BEGIN Dataset records

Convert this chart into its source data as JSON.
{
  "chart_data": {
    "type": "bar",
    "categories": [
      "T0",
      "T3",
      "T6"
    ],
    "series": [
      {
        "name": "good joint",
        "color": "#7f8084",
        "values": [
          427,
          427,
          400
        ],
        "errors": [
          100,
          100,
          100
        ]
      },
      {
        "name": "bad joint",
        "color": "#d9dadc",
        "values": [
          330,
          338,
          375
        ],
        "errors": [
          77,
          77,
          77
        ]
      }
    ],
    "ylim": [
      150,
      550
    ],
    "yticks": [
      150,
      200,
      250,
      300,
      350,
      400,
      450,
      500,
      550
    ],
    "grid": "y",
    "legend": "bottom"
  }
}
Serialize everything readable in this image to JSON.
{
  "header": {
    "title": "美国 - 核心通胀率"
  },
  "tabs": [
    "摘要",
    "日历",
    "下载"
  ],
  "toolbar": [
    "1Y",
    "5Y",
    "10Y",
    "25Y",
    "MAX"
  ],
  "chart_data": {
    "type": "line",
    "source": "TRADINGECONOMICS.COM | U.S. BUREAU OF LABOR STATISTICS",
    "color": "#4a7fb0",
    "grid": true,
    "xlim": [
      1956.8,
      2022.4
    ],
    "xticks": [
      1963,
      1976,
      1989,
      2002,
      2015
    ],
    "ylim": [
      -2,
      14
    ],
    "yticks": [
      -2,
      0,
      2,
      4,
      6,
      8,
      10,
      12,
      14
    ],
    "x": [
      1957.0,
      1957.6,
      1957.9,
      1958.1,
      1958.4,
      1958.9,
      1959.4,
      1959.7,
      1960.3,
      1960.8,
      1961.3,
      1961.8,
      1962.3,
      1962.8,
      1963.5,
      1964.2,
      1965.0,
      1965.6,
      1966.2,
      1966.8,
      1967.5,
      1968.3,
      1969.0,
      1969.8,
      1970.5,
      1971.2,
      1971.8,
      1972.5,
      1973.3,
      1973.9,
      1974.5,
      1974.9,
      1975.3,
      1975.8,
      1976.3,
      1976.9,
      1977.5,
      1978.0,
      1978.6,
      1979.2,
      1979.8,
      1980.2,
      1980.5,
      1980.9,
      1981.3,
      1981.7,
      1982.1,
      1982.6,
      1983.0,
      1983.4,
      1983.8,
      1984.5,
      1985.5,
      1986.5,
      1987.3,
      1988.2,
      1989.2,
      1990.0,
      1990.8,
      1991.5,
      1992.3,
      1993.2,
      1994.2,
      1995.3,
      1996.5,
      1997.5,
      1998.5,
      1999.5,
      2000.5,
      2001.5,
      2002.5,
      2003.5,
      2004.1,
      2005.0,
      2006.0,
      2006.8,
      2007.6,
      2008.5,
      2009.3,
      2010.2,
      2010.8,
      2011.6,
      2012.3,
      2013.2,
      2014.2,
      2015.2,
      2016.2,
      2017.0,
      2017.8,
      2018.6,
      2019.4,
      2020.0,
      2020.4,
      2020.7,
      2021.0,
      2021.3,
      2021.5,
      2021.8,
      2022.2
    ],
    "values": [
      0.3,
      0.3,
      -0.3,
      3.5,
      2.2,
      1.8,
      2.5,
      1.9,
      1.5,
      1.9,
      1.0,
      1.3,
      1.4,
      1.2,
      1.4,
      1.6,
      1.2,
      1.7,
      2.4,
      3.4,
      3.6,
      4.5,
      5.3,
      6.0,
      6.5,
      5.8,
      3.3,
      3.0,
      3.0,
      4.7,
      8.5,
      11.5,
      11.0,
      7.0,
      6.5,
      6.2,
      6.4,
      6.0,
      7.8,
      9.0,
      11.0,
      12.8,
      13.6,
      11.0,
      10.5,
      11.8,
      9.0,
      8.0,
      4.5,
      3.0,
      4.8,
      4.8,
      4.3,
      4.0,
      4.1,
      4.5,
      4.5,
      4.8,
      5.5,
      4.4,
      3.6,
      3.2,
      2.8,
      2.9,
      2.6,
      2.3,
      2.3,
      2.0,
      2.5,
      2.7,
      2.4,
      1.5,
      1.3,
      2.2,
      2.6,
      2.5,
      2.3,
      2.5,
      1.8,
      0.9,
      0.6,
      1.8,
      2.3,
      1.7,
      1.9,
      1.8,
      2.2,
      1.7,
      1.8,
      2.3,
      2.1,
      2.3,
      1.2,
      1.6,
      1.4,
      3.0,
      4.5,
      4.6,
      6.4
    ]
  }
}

END Dataset records

## Exercise goal
Restate the listing above word for word.

## The response
Convert this chart into its source data as JSON.
{
  "chart_data": {
    "type": "bar",
    "categories": [
      "T0",
      "T3",
      "T6"
    ],
    "series": [
      {
        "name": "good joint",
        "color": "#7f8084",
        "values": [
          427,
          427,
          400
        ],
        "errors": [
          100,
          100,
          100
        ]
      },
      {
        "name": "bad joint",
        "color": "#d9dadc",
        "values": [
          330,
          338,
          375
        ],
        "errors": [
          77,
          77,
          77
        ]
      }
    ],
    "ylim": [
      150,
      550
    ],
    "yticks": [
      150,
      200,
      250,
      300,
      350,
      400,
      450,
      500,
      550
    ],
    "grid": "y",
    "legend": "bottom"
  }
}
Serialize everything readable in this image to JSON.
{
  "header": {
    "title": "美国 - 核心通胀率"
  },
  "tabs": [
    "摘要",
    "日历",
    "下载"
  ],
  "toolbar": [
    "1Y",
    "5Y",
    "10Y",
    "25Y",
    "MAX"
  ],
  "chart_data": {
    "type": "line",
    "source": "TRADINGECONOMICS.COM | U.S. BUREAU OF LABOR STATISTICS",
    "color": "#4a7fb0",
    "grid": true,
    "xlim": [
      1956.8,
      2022.4
    ],
    "xticks": [
      1963,
      1976,
      1989,
      2002,
      2015
    ],
    "ylim": [
      -2,
      14
    ],
    "yticks": [
      -2,
      0,
      2,
      4,
      6,
      8,
      10,
      12,
      14
    ],
    "x": [
      1957.0,
      1957.6,
      1957.9,
      1958.1,
      1958.4,
      1958.9,
      1959.4,
      1959.7,
      1960.3,
      1960.8,
      1961.3,
      1961.8,
      1962.3,
      1962.8,
      1963.5,
      1964.2,
      1965.0,
      1965.6,
      1966.2,
      1966.8,
      1967.5,
      1968.3,
      1969.0,
      1969.8,
      1970.5,
      1971.2,
      1971.8,
      1972.5,
      1973.3,
      1973.9,
      1974.5,
      1974.9,
      1975.3,
      1975.8,
      1976.3,
      1976.9,
      1977.5,
      1978.0,
      1978.6,
      1979.2,
      1979.8,
      1980.2,
      1980.5,
      1980.9,
      1981.3,
      1981.7,
      1982.1,
      1982.6,
      1983.0,
      1983.4,
      1983.8,
      1984.5,
      1985.5,
      1986.5,
      1987.3,
      1988.2,
      1989.2,
      1990.0,
      1990.8,
      1991.5,
      1992.3,
      1993.2,
      1994.2,
      1995.3,
      1996.5,
      1997.5,
      1998.5,
      1999.5,
      2000.5,
      2001.5,
      2002.5,
      2003.5,
      2004.1,
      2005.0,
      2006.0,
      2006.8,
      2007.6,
      2008.5,
      2009.3,
      2010.2,
      2010.8,
      2011.6,
      2012.3,
      2013.2,
      2014.2,
      2015.2,
      2016.2,
      2017.0,
      2017.8,
      2018.6,
      2019.4,
      2020.0,
      2020.4,
      2020.7,
      2021.0,
      2021.3,
      2021.5,
      2021.8,
      2022.2
    ],
    "values": [
      0.3,
      0.3,
      -0.3,
      3.5,
      2.2,
      1.8,
      2.5,
      1.9,
      1.5,
      1.9,
      1.0,
      1.3,
      1.4,
      1.2,
      1.4,
      1.6,
      1.2,
      1.7,
      2.4,
      3.4,
      3.6,
      4.5,
      5.3,
      6.0,
      6.5,
      5.8,
      3.3,
      3.0,
      3.0,
      4.7,
      8.5,
      11.5,
      11.0,
      7.0,
      6.5,
      6.2,
      6.4,
      6.0,
      7.8,
      9.0,
      11.0,
      12.8,
      13.6,
      11.0,
      10.5,
      11.8,
      9.0,
      8.0,
      4.5,
      3.0,
      4.8,
      4.8,
      4.3,
      4.0,
      4.1,
      4.5,
      4.5,
      4.8,
      5.5,
      4.4,
      3.6,
      3.2,
      2.8,
      2.9,
      2.6,
      2.3,
      2.3,
      2.0,
      2.5,
      2.7,
      2.4,
      1.5,
      1.3,
      2.2,
      2.6,
      2.5,
      2.3,
      2.5,
      1.8,
      0.9,
      0.6,
      1.8,
      2.3,
      1.7,
      1.9,
      1.8,
      2.2,
      1.7,
      1.8,
      2.3,
      2.1,
      2.3,
      1.2,
      1.6,
      1.4,
      3.0,
      4.5,
      4.6,
      6.4
    ]
  }
}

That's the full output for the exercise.